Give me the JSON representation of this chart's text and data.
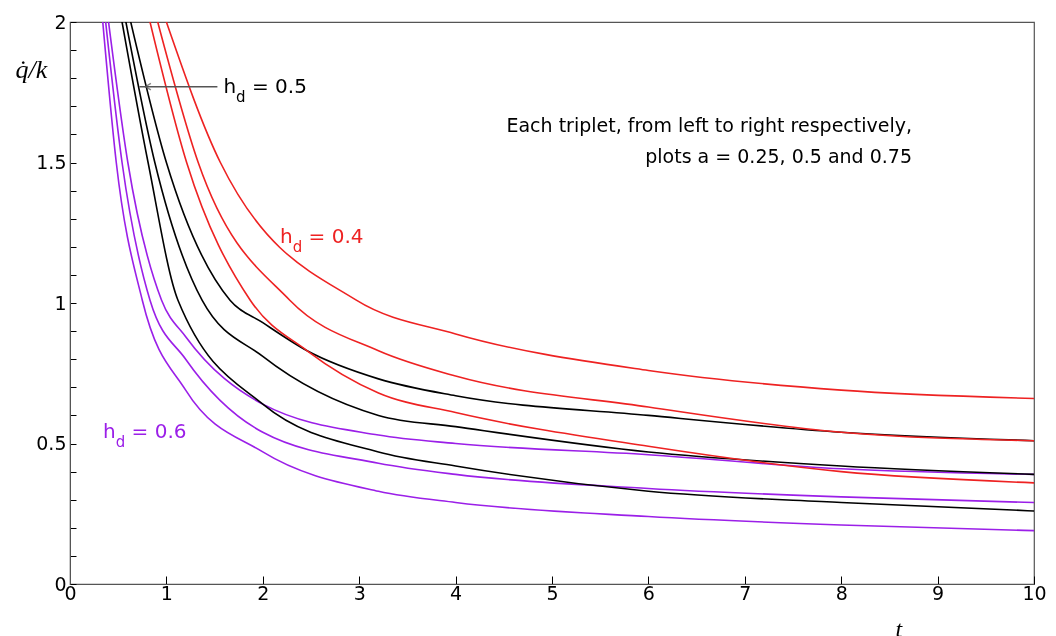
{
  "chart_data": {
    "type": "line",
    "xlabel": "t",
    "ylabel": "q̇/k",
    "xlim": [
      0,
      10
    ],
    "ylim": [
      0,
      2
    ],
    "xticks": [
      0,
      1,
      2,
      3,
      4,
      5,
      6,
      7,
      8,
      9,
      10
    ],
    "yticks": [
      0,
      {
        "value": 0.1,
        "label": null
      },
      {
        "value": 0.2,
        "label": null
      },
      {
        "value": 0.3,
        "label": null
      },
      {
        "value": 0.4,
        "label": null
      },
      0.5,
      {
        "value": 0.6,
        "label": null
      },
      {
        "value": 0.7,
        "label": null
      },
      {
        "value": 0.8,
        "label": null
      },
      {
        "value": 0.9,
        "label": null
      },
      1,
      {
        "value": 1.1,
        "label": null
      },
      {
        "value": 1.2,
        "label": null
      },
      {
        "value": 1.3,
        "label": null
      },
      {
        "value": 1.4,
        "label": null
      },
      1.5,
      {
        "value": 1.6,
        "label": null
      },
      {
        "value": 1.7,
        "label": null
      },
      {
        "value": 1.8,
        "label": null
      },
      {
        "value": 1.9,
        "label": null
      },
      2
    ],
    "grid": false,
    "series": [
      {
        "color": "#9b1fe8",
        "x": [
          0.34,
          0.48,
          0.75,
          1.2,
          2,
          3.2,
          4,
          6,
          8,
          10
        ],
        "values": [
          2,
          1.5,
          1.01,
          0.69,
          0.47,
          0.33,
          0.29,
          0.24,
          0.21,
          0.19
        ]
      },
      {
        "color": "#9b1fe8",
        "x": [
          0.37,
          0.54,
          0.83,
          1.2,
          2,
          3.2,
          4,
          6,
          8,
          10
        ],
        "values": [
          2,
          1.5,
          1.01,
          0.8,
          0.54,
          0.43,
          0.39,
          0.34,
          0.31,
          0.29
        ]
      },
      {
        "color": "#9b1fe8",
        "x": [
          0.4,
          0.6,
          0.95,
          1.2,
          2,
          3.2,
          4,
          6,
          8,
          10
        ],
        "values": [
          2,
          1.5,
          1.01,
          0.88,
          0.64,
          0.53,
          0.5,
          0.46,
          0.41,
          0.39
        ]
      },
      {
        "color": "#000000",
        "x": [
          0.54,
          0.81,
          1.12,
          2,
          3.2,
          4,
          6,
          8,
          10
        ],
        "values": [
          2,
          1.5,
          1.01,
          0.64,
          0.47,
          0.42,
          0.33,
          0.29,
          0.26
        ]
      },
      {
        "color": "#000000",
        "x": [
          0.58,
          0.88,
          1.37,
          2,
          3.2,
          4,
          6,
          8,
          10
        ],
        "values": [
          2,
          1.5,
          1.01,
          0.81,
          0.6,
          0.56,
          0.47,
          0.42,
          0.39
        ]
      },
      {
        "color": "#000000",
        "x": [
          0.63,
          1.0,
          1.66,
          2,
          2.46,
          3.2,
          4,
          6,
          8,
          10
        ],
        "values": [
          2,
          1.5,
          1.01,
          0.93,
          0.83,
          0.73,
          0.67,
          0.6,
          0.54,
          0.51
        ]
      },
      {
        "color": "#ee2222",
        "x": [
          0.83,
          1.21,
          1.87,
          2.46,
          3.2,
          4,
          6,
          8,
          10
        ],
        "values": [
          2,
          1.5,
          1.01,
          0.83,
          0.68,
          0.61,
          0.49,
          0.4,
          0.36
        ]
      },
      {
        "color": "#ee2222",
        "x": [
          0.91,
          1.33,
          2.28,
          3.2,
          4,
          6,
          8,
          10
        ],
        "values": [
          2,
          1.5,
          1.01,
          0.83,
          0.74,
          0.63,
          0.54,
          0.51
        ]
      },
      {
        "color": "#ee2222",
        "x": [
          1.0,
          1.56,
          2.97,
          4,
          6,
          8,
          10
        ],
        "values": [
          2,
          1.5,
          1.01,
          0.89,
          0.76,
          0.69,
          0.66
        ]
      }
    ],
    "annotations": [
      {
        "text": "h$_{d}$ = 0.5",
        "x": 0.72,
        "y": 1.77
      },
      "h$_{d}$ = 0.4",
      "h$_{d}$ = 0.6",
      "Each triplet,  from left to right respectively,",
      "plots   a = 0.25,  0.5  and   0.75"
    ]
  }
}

────────────────────────────────────────

Report only the number of lines that hold the string "text" in this listing.

▸ RESPONSE TO THIS EXERCISE
2